- **EXERCISE AIM**: Report back each line of the records that contains the string "bottom".

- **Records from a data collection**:
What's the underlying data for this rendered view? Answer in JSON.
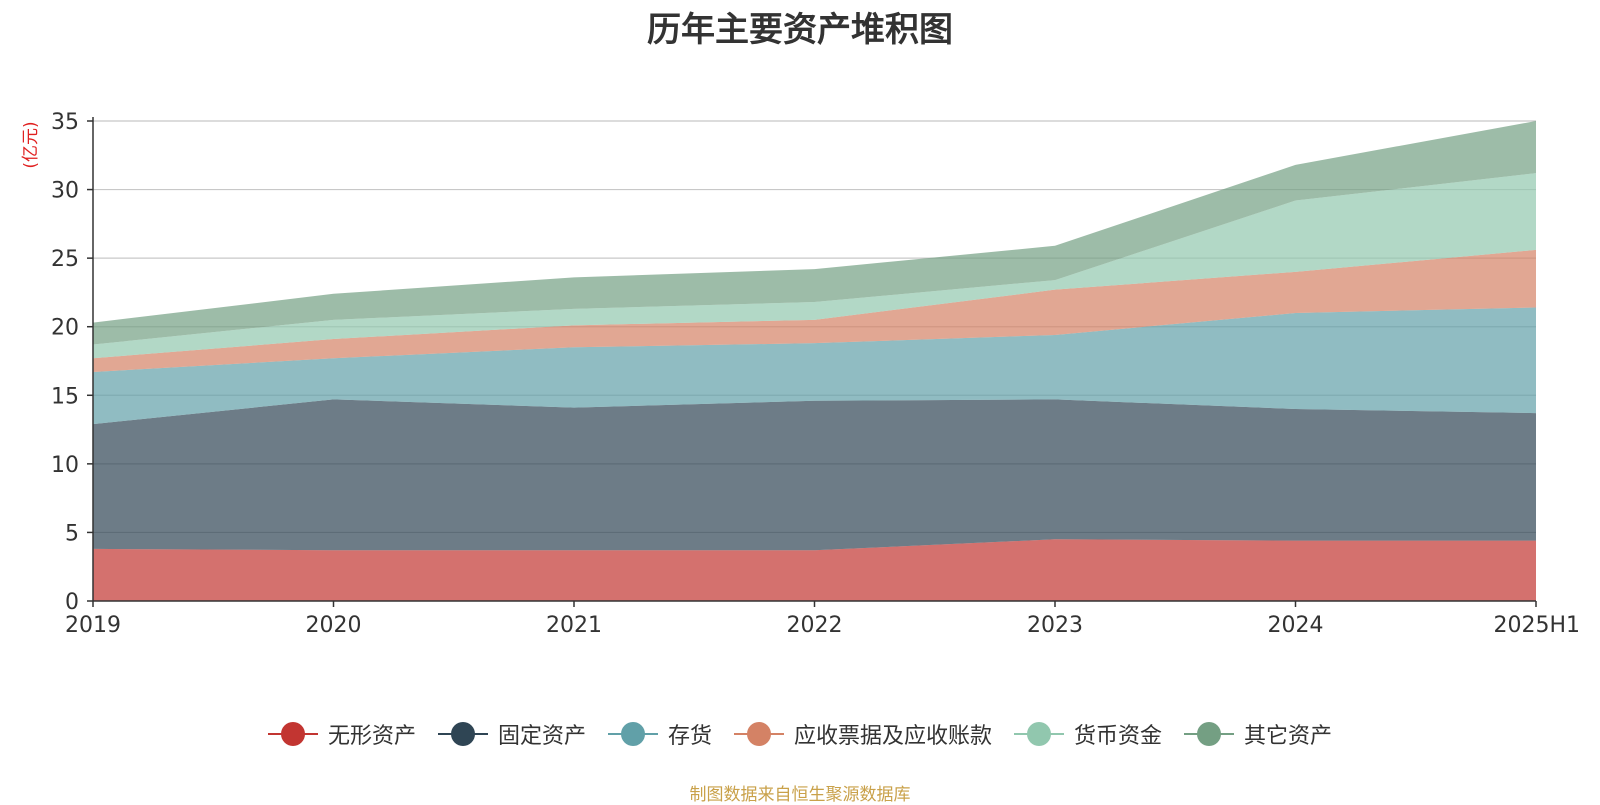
{
  "chart_data": {
    "type": "area",
    "stacked": true,
    "title": "历年主要资产堆积图",
    "ylabel": "亿元",
    "ylim": [
      0,
      35
    ],
    "yticks": [
      0,
      5,
      10,
      15,
      20,
      25,
      30,
      35
    ],
    "grid": true,
    "legend_position": "bottom",
    "categories": [
      "2019",
      "2020",
      "2021",
      "2022",
      "2023",
      "2024",
      "2025H1"
    ],
    "series": [
      {
        "name": "无形资产",
        "color": "#c23531",
        "values": [
          3.8,
          3.7,
          3.7,
          3.7,
          4.5,
          4.4,
          4.4
        ]
      },
      {
        "name": "固定资产",
        "color": "#2f4554",
        "values": [
          9.1,
          11.0,
          10.4,
          10.9,
          10.2,
          9.6,
          9.3
        ]
      },
      {
        "name": "存货",
        "color": "#61a0a8",
        "values": [
          3.8,
          3.0,
          4.4,
          4.2,
          4.7,
          7.0,
          7.7
        ]
      },
      {
        "name": "应收票据及应收账款",
        "color": "#d48265",
        "values": [
          1.0,
          1.4,
          1.6,
          1.7,
          3.3,
          3.0,
          4.2
        ]
      },
      {
        "name": "货币资金",
        "color": "#91c7ae",
        "values": [
          1.0,
          1.4,
          1.2,
          1.3,
          0.7,
          5.2,
          5.6
        ]
      },
      {
        "name": "其它资产",
        "color": "#749f83",
        "values": [
          1.6,
          1.9,
          2.3,
          2.4,
          2.5,
          2.6,
          3.8
        ]
      }
    ]
  },
  "title": "历年主要资产堆积图",
  "y_unit_label": "(亿元)",
  "source_note": "制图数据来自恒生聚源数据库"
}
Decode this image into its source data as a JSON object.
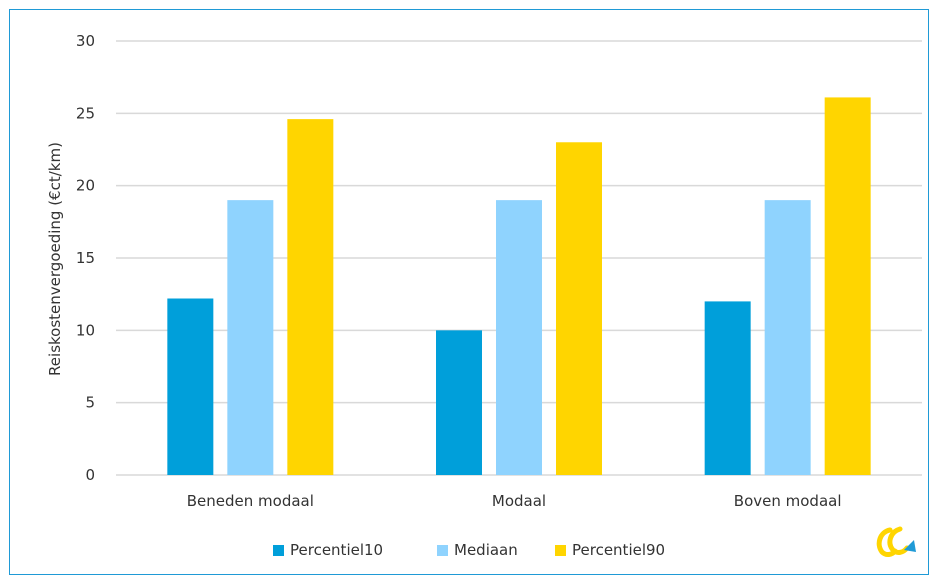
{
  "chart_data": {
    "type": "bar",
    "title": "",
    "xlabel": "",
    "ylabel": "Reiskostenvergoeding (€ct/km)",
    "categories": [
      "Beneden modaal",
      "Modaal",
      "Boven modaal"
    ],
    "series": [
      {
        "name": "Percentiel10",
        "color": "#009fda",
        "values": [
          12.2,
          10,
          12
        ]
      },
      {
        "name": "Mediaan",
        "color": "#8fd3fe",
        "values": [
          19,
          19,
          19
        ]
      },
      {
        "name": "Percentiel90",
        "color": "#ffd500",
        "values": [
          24.6,
          23,
          26.1
        ]
      }
    ],
    "ylim": [
      0,
      30
    ],
    "yticks": [
      0,
      5,
      10,
      15,
      20,
      25,
      30
    ],
    "grid": true,
    "legend_position": "bottom"
  },
  "logo": {
    "icon": "company-logo-icon",
    "colors": [
      "#ffd500",
      "#1f9ad6"
    ]
  },
  "colors": {
    "gridline": "#d9d9d9",
    "frame_border": "#1f9ad6"
  }
}
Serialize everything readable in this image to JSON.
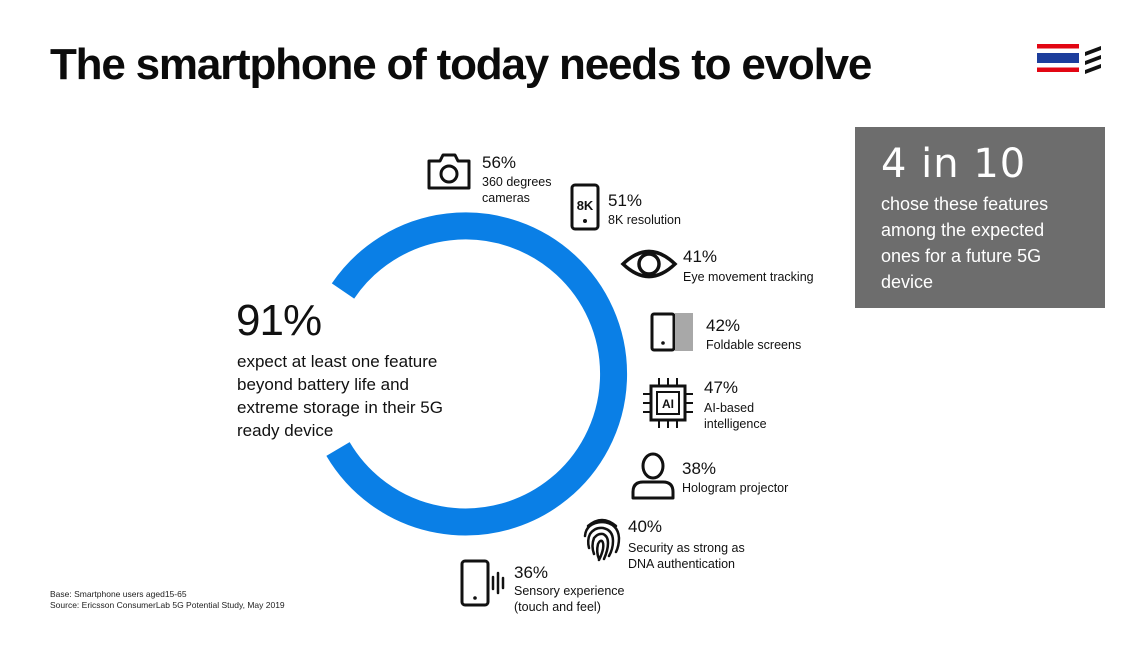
{
  "title": "The smartphone of today needs to evolve",
  "colors": {
    "accent": "#0a7fe6",
    "callout_bg": "#6d6d6d",
    "flag_red": "#e20613",
    "flag_blue": "#1d3e9c"
  },
  "headline": {
    "value": "91%",
    "description": "expect at least one feature beyond battery life and extreme storage in their 5G ready device"
  },
  "features": [
    {
      "icon": "camera-icon",
      "percent": "56%",
      "label": "360 degrees\ncameras"
    },
    {
      "icon": "8k-phone-icon",
      "icon_text": "8K",
      "percent": "51%",
      "label": "8K resolution"
    },
    {
      "icon": "eye-icon",
      "percent": "41%",
      "label": "Eye movement tracking"
    },
    {
      "icon": "foldable-phone-icon",
      "percent": "42%",
      "label": "Foldable screens"
    },
    {
      "icon": "ai-chip-icon",
      "icon_text": "AI",
      "percent": "47%",
      "label": "AI-based\nintelligence"
    },
    {
      "icon": "person-icon",
      "percent": "38%",
      "label": "Hologram projector"
    },
    {
      "icon": "fingerprint-icon",
      "percent": "40%",
      "label": "Security as strong as\nDNA authentication"
    },
    {
      "icon": "vibrating-phone-icon",
      "percent": "36%",
      "label": "Sensory experience\n(touch and feel)"
    }
  ],
  "callout": {
    "big": "4 in 10",
    "text": "chose these features\namong the expected\nones for a future 5G\ndevice"
  },
  "footnote": {
    "base": "Base: Smartphone users aged15-65",
    "source": "Source: Ericsson ConsumerLab 5G Potential Study, May 2019"
  }
}
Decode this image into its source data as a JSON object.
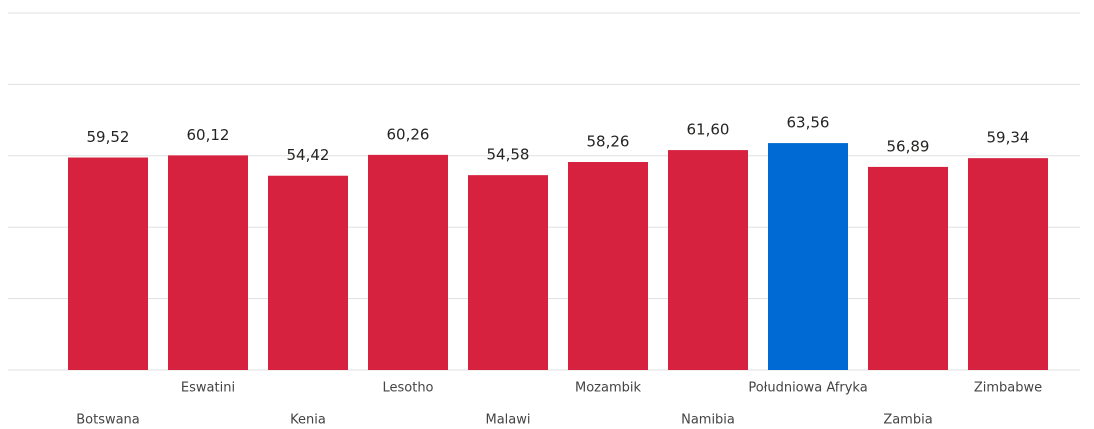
{
  "chart_data": {
    "type": "bar",
    "categories": [
      "Botswana",
      "Eswatini",
      "Kenia",
      "Lesotho",
      "Malawi",
      "Mozambik",
      "Namibia",
      "Południowa Afryka",
      "Zambia",
      "Zimbabwe"
    ],
    "values": [
      59.52,
      60.12,
      54.42,
      60.26,
      54.58,
      58.26,
      61.6,
      63.56,
      56.89,
      59.34
    ],
    "value_labels": [
      "59,52",
      "60,12",
      "54,42",
      "60,26",
      "54,58",
      "58,26",
      "61,60",
      "63,56",
      "56,89",
      "59,34"
    ],
    "colors": [
      "#d6223f",
      "#d6223f",
      "#d6223f",
      "#d6223f",
      "#d6223f",
      "#d6223f",
      "#d6223f",
      "#006ad4",
      "#d6223f",
      "#d6223f"
    ],
    "ylim": [
      0,
      100
    ],
    "yticks": [
      0,
      20,
      40,
      60,
      80,
      100
    ],
    "grid": true
  }
}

- **SOLUTION TO THE PROBLEM**:
    "legend_position": "bottom",
    "legend_position": "bottom"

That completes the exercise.